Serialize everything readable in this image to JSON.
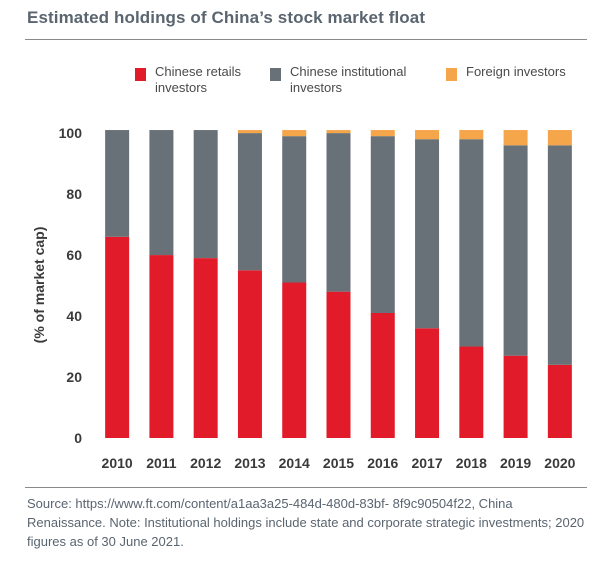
{
  "chart_data": {
    "type": "bar",
    "stacked": true,
    "title": "Estimated holdings of China’s stock market float",
    "xlabel": "",
    "ylabel": "(% of market cap)",
    "ylim": [
      0,
      102
    ],
    "yticks": [
      0,
      20,
      40,
      60,
      80,
      100
    ],
    "categories": [
      "2010",
      "2011",
      "2012",
      "2013",
      "2014",
      "2015",
      "2016",
      "2017",
      "2018",
      "2019",
      "2020"
    ],
    "series": [
      {
        "name": "Chinese retails\ninvestors",
        "color": "#e21b2b",
        "values": [
          66,
          60,
          59,
          55,
          51,
          48,
          41,
          36,
          30,
          27,
          24
        ]
      },
      {
        "name": "Chinese institutional\ninvestors",
        "color": "#687178",
        "values": [
          35,
          41,
          42,
          45,
          48,
          52,
          58,
          62,
          68,
          69,
          72
        ]
      },
      {
        "name": "Foreign investors",
        "color": "#f5a54a",
        "values": [
          0,
          0,
          0,
          1,
          2,
          1,
          2,
          3,
          3,
          5,
          5
        ]
      }
    ],
    "legend_position": "top"
  },
  "source": "Source: https://www.ft.com/content/a1aa3a25-484d-480d-83bf- 8f9c90504f22, China Renaissance. Note: Institutional holdings include state and corporate strategic investments; 2020 figures as of 30 June 2021."
}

+---+

The problem —
Take every line that includes the string "color" and copy it.

Task response —
        "color": "#e21b2b",
        "color": "#687178",
        "color": "#f5a54a",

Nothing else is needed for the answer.